Exercise description – Make an exact copy of all the data.

Exercise material –
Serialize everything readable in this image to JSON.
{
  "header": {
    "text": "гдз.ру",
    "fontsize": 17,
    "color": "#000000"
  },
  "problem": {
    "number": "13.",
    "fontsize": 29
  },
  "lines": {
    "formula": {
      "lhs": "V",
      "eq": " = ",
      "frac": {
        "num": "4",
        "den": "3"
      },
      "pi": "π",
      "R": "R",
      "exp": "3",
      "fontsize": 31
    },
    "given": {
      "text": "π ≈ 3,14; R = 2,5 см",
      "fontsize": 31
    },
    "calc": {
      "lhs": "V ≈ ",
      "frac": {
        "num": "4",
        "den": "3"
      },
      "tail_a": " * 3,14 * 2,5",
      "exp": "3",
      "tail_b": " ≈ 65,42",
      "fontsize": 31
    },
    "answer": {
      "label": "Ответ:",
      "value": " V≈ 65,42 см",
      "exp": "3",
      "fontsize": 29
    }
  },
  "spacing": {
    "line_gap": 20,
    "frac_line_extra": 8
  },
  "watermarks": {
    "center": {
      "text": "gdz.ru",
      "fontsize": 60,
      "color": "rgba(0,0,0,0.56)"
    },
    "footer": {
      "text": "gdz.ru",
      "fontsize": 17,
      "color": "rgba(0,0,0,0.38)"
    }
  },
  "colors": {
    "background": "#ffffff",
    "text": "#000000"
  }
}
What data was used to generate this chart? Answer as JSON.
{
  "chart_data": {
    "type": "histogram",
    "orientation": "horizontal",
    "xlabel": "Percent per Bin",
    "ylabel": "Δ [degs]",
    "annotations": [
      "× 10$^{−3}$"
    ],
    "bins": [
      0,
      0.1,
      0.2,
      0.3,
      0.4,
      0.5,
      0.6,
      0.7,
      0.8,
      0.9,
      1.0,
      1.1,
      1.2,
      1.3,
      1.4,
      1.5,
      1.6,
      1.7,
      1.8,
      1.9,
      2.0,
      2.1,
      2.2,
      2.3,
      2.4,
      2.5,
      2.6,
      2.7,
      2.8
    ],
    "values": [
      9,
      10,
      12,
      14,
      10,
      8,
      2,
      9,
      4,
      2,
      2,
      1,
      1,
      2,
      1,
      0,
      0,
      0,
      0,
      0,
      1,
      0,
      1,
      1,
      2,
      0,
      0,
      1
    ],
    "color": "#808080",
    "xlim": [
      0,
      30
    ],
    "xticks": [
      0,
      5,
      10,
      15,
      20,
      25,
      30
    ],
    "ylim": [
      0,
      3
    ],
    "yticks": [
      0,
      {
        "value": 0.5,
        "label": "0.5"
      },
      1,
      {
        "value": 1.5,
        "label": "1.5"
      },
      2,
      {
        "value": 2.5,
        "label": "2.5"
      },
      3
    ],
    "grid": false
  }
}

Solution for this task –
Serialize everything readable in this image to JSON.
{
  "header": {
    "text": "гдз.ру",
    "fontsize": 17,
    "color": "#000000"
  },
  "problem": {
    "number": "13.",
    "fontsize": 29
  },
  "lines": {
    "formula": {
      "lhs": "V",
      "eq": " = ",
      "frac": {
        "num": "4",
        "den": "3"
      },
      "pi": "π",
      "R": "R",
      "exp": "3",
      "fontsize": 31
    },
    "given": {
      "text": "π ≈ 3,14; R = 2,5 см",
      "fontsize": 31
    },
    "calc": {
      "lhs": "V ≈ ",
      "frac": {
        "num": "4",
        "den": "3"
      },
      "tail_a": " * 3,14 * 2,5",
      "exp": "3",
      "tail_b": " ≈ 65,42",
      "fontsize": 31
    },
    "answer": {
      "label": "Ответ:",
      "value": " V≈ 65,42 см",
      "exp": "3",
      "fontsize": 29
    }
  },
  "spacing": {
    "line_gap": 20,
    "frac_line_extra": 8
  },
  "watermarks": {
    "center": {
      "text": "gdz.ru",
      "fontsize": 60,
      "color": "rgba(0,0,0,0.56)"
    },
    "footer": {
      "text": "gdz.ru",
      "fontsize": 17,
      "color": "rgba(0,0,0,0.38)"
    }
  },
  "colors": {
    "background": "#ffffff",
    "text": "#000000"
  }
}
What data was used to generate this chart? Answer as JSON.
{
  "chart_data": {
    "type": "histogram",
    "orientation": "horizontal",
    "xlabel": "Percent per Bin",
    "ylabel": "Δ [degs]",
    "annotations": [
      "× 10$^{−3}$"
    ],
    "bins": [
      0,
      0.1,
      0.2,
      0.3,
      0.4,
      0.5,
      0.6,
      0.7,
      0.8,
      0.9,
      1.0,
      1.1,
      1.2,
      1.3,
      1.4,
      1.5,
      1.6,
      1.7,
      1.8,
      1.9,
      2.0,
      2.1,
      2.2,
      2.3,
      2.4,
      2.5,
      2.6,
      2.7,
      2.8
    ],
    "values": [
      9,
      10,
      12,
      14,
      10,
      8,
      2,
      9,
      4,
      2,
      2,
      1,
      1,
      2,
      1,
      0,
      0,
      0,
      0,
      0,
      1,
      0,
      1,
      1,
      2,
      0,
      0,
      1
    ],
    "color": "#808080",
    "xlim": [
      0,
      30
    ],
    "xticks": [
      0,
      5,
      10,
      15,
      20,
      25,
      30
    ],
    "ylim": [
      0,
      3
    ],
    "yticks": [
      0,
      {
        "value": 0.5,
        "label": "0.5"
      },
      1,
      {
        "value": 1.5,
        "label": "1.5"
      },
      2,
      {
        "value": 2.5,
        "label": "2.5"
      },
      3
    ],
    "grid": false
  }
}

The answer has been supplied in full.